- _The problem_
State the number of lines that contain the word "Social", and add nothing else.

- _Materials provided_
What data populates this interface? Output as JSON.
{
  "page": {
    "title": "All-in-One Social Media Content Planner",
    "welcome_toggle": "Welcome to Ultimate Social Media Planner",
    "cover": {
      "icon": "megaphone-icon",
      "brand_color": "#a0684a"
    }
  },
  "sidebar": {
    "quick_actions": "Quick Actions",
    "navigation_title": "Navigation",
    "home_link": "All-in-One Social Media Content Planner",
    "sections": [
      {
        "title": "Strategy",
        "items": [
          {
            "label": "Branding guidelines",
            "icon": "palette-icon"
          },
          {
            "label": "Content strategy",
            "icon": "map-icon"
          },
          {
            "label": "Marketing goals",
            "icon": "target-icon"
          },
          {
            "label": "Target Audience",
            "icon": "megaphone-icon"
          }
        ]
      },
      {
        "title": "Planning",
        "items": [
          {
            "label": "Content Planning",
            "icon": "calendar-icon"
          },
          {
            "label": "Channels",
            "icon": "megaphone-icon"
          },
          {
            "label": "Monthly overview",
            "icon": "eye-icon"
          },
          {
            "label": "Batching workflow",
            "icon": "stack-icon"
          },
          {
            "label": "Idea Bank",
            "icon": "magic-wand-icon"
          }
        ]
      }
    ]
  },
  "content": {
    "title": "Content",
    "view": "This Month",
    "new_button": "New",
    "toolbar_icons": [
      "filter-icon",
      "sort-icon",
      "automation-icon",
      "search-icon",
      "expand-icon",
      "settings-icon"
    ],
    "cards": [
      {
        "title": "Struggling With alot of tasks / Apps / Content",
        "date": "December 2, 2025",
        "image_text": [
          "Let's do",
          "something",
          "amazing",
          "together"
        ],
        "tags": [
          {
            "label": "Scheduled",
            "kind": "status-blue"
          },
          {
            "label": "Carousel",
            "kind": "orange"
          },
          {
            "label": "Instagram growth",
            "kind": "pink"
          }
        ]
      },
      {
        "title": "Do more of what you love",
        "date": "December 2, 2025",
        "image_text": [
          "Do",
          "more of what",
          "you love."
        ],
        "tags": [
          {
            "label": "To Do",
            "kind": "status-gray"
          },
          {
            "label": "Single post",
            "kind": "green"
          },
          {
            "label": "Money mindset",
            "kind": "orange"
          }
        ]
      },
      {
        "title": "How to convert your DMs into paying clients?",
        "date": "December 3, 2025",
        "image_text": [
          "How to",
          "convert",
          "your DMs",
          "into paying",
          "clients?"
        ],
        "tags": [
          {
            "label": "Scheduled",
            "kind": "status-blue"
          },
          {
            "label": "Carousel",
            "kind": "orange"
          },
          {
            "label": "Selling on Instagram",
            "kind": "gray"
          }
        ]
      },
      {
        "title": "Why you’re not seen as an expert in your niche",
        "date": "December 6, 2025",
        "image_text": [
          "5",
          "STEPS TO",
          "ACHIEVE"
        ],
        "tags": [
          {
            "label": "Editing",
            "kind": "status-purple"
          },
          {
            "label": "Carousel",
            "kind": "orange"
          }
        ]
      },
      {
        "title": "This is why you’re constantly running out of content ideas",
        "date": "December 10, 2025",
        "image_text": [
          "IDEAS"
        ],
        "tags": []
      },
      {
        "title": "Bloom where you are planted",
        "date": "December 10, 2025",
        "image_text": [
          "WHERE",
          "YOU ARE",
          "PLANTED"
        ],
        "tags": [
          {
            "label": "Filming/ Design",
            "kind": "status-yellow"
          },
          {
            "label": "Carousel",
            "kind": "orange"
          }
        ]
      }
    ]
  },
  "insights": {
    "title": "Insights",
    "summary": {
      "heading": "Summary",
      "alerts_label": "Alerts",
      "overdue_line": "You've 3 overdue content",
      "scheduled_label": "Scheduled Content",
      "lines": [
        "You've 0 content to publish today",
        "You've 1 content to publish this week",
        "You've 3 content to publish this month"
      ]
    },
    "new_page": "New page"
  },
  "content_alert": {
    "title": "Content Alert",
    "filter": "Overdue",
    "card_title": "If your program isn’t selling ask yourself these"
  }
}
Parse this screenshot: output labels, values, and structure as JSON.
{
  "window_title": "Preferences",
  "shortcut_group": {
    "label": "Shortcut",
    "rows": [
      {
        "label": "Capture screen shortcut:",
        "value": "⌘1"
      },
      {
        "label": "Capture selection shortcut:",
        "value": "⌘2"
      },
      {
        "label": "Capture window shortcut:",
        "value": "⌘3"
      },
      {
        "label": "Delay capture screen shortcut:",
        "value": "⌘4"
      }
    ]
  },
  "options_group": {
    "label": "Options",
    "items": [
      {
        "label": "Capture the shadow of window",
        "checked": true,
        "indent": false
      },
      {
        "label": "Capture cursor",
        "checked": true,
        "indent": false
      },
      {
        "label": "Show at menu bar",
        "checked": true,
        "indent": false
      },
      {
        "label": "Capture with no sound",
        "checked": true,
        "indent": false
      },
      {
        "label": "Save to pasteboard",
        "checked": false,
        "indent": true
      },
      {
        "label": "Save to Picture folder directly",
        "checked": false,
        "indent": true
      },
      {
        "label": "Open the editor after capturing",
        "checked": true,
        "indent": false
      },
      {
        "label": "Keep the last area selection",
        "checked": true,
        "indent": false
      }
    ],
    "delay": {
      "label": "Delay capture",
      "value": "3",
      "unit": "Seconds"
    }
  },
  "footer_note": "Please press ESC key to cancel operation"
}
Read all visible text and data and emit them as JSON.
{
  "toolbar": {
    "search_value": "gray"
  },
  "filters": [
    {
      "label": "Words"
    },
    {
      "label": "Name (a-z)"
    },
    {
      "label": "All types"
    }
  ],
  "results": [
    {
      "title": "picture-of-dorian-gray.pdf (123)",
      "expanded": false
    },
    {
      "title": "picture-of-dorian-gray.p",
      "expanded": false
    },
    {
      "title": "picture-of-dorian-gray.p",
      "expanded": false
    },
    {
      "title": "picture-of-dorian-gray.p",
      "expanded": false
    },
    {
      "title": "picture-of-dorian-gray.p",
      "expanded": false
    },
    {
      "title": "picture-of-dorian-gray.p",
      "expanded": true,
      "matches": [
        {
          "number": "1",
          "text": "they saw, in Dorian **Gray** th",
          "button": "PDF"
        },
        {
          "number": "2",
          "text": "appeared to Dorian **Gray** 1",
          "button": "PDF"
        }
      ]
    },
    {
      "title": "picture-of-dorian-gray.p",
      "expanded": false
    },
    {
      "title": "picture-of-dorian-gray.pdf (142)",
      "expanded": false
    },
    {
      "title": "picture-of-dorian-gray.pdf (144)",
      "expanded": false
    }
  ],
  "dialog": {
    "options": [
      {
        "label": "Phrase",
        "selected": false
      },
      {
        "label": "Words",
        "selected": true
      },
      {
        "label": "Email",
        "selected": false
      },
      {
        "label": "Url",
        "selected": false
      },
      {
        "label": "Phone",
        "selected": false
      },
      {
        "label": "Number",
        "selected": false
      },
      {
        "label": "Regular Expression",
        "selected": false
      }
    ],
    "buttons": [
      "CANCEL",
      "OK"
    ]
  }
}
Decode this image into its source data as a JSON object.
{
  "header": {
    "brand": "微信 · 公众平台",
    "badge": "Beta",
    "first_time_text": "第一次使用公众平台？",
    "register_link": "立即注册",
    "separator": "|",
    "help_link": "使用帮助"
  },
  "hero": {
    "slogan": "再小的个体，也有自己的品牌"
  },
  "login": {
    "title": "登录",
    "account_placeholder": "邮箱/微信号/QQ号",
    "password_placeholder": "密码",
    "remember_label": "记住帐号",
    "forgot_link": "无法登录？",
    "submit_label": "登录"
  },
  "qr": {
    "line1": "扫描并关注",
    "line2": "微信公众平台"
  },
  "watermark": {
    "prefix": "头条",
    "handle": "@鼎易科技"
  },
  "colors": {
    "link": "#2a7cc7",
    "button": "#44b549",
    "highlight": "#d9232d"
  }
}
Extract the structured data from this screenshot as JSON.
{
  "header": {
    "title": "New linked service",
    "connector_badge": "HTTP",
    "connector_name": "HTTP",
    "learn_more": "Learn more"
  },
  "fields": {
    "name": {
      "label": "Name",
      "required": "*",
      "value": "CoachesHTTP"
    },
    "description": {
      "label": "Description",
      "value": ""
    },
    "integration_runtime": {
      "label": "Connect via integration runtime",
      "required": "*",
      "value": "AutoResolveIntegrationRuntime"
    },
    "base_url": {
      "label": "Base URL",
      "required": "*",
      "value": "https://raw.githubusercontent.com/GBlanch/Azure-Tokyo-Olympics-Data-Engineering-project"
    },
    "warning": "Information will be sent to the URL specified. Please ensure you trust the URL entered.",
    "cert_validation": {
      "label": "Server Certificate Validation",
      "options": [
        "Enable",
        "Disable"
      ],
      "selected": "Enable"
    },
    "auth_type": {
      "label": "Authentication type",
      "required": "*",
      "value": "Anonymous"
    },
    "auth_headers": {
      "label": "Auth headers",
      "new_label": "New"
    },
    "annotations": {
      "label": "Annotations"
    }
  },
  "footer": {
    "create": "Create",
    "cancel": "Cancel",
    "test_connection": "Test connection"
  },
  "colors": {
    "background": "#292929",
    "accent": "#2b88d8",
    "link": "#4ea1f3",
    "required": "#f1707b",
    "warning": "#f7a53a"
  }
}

- _Result of this task_
3